▸ **Supplied data**
☆ ☆ ☆ ☆ ☆ ☆ ☆
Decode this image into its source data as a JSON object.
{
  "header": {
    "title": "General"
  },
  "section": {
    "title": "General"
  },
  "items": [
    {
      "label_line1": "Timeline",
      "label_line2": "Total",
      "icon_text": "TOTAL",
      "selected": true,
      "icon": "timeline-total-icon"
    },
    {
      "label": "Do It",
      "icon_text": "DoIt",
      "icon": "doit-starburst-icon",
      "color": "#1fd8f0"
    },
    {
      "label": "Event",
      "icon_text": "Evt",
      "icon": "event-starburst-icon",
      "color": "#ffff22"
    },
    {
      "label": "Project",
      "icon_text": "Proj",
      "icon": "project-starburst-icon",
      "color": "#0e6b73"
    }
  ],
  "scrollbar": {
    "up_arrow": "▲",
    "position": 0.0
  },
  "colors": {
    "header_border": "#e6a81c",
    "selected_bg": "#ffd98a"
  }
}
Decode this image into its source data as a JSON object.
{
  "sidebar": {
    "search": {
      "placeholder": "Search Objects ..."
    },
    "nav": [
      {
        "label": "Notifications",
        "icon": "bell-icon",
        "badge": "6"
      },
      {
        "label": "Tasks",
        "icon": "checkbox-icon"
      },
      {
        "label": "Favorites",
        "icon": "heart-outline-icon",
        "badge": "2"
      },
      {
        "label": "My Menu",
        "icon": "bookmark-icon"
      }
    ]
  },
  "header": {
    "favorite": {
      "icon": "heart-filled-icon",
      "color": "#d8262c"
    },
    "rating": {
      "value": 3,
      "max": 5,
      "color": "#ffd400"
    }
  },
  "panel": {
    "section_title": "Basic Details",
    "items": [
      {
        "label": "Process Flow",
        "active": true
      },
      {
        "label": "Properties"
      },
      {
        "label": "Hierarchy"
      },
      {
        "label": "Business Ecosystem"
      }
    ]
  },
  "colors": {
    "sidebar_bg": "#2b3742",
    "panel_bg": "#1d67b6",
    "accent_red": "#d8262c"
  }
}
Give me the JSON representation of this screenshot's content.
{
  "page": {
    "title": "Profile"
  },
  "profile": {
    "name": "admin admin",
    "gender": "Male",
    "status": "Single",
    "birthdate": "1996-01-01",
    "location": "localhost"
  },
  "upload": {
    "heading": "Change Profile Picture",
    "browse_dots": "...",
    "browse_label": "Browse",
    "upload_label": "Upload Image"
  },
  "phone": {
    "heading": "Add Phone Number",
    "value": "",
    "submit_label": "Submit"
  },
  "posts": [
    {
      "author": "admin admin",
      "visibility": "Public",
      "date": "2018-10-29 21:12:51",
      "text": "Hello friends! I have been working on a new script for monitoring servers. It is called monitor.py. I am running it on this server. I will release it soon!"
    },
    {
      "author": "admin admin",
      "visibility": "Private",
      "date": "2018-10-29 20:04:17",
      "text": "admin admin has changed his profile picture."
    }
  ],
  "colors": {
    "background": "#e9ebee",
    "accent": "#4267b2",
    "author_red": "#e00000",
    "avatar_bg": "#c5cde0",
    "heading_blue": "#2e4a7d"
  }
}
☆ ☆ ☆ ☆ ☆ ☆ ☆
▸ **Problem requirements**
Word for word, restate all of the data shown above.

▸ **Result of this exercise**
Decode this image into its source data as a JSON object.
{
  "header": {
    "title": "General"
  },
  "section": {
    "title": "General"
  },
  "items": [
    {
      "label_line1": "Timeline",
      "label_line2": "Total",
      "icon_text": "TOTAL",
      "selected": true,
      "icon": "timeline-total-icon"
    },
    {
      "label": "Do It",
      "icon_text": "DoIt",
      "icon": "doit-starburst-icon",
      "color": "#1fd8f0"
    },
    {
      "label": "Event",
      "icon_text": "Evt",
      "icon": "event-starburst-icon",
      "color": "#ffff22"
    },
    {
      "label": "Project",
      "icon_text": "Proj",
      "icon": "project-starburst-icon",
      "color": "#0e6b73"
    }
  ],
  "scrollbar": {
    "up_arrow": "▲",
    "position": 0.0
  },
  "colors": {
    "header_border": "#e6a81c",
    "selected_bg": "#ffd98a"
  }
}
Decode this image into its source data as a JSON object.
{
  "sidebar": {
    "search": {
      "placeholder": "Search Objects ..."
    },
    "nav": [
      {
        "label": "Notifications",
        "icon": "bell-icon",
        "badge": "6"
      },
      {
        "label": "Tasks",
        "icon": "checkbox-icon"
      },
      {
        "label": "Favorites",
        "icon": "heart-outline-icon",
        "badge": "2"
      },
      {
        "label": "My Menu",
        "icon": "bookmark-icon"
      }
    ]
  },
  "header": {
    "favorite": {
      "icon": "heart-filled-icon",
      "color": "#d8262c"
    },
    "rating": {
      "value": 3,
      "max": 5,
      "color": "#ffd400"
    }
  },
  "panel": {
    "section_title": "Basic Details",
    "items": [
      {
        "label": "Process Flow",
        "active": true
      },
      {
        "label": "Properties"
      },
      {
        "label": "Hierarchy"
      },
      {
        "label": "Business Ecosystem"
      }
    ]
  },
  "colors": {
    "sidebar_bg": "#2b3742",
    "panel_bg": "#1d67b6",
    "accent_red": "#d8262c"
  }
}
Give me the JSON representation of this screenshot's content.
{
  "page": {
    "title": "Profile"
  },
  "profile": {
    "name": "admin admin",
    "gender": "Male",
    "status": "Single",
    "birthdate": "1996-01-01",
    "location": "localhost"
  },
  "upload": {
    "heading": "Change Profile Picture",
    "browse_dots": "...",
    "browse_label": "Browse",
    "upload_label": "Upload Image"
  },
  "phone": {
    "heading": "Add Phone Number",
    "value": "",
    "submit_label": "Submit"
  },
  "posts": [
    {
      "author": "admin admin",
      "visibility": "Public",
      "date": "2018-10-29 21:12:51",
      "text": "Hello friends! I have been working on a new script for monitoring servers. It is called monitor.py. I am running it on this server. I will release it soon!"
    },
    {
      "author": "admin admin",
      "visibility": "Private",
      "date": "2018-10-29 20:04:17",
      "text": "admin admin has changed his profile picture."
    }
  ],
  "colors": {
    "background": "#e9ebee",
    "accent": "#4267b2",
    "author_red": "#e00000",
    "avatar_bg": "#c5cde0",
    "heading_blue": "#2e4a7d"
  }
}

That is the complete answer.